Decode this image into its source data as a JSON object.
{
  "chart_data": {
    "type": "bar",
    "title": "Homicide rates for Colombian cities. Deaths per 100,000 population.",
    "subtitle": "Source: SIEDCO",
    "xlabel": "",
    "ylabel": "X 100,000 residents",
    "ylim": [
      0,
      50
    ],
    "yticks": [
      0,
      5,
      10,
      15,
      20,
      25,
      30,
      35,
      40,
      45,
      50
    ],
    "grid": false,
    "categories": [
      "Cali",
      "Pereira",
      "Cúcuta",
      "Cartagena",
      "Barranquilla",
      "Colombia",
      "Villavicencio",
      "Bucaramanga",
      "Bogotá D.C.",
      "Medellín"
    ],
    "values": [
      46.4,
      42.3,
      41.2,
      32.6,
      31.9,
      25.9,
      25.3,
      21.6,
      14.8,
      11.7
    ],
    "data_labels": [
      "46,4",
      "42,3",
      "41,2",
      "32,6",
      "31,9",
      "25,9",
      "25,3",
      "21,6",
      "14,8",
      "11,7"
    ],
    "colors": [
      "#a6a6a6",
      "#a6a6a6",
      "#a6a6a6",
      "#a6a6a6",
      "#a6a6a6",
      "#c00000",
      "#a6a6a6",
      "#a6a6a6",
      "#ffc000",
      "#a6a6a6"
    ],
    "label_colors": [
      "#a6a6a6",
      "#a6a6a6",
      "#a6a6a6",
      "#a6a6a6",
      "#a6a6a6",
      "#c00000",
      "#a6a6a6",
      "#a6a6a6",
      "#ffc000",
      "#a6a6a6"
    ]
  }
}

● ● ● ● ● ● ●

*WHAT TO WORK ON*: Output every entry shown above, exactly.

*FINISHED EXERCISE*:
Decode this image into its source data as a JSON object.
{
  "chart_data": {
    "type": "bar",
    "title": "Homicide rates for Colombian cities. Deaths per 100,000 population.",
    "subtitle": "Source: SIEDCO",
    "xlabel": "",
    "ylabel": "X 100,000 residents",
    "ylim": [
      0,
      50
    ],
    "yticks": [
      0,
      5,
      10,
      15,
      20,
      25,
      30,
      35,
      40,
      45,
      50
    ],
    "grid": false,
    "categories": [
      "Cali",
      "Pereira",
      "Cúcuta",
      "Cartagena",
      "Barranquilla",
      "Colombia",
      "Villavicencio",
      "Bucaramanga",
      "Bogotá D.C.",
      "Medellín"
    ],
    "values": [
      46.4,
      42.3,
      41.2,
      32.6,
      31.9,
      25.9,
      25.3,
      21.6,
      14.8,
      11.7
    ],
    "data_labels": [
      "46,4",
      "42,3",
      "41,2",
      "32,6",
      "31,9",
      "25,9",
      "25,3",
      "21,6",
      "14,8",
      "11,7"
    ],
    "colors": [
      "#a6a6a6",
      "#a6a6a6",
      "#a6a6a6",
      "#a6a6a6",
      "#a6a6a6",
      "#c00000",
      "#a6a6a6",
      "#a6a6a6",
      "#ffc000",
      "#a6a6a6"
    ],
    "label_colors": [
      "#a6a6a6",
      "#a6a6a6",
      "#a6a6a6",
      "#a6a6a6",
      "#a6a6a6",
      "#c00000",
      "#a6a6a6",
      "#a6a6a6",
      "#ffc000",
      "#a6a6a6"
    ]
  }
}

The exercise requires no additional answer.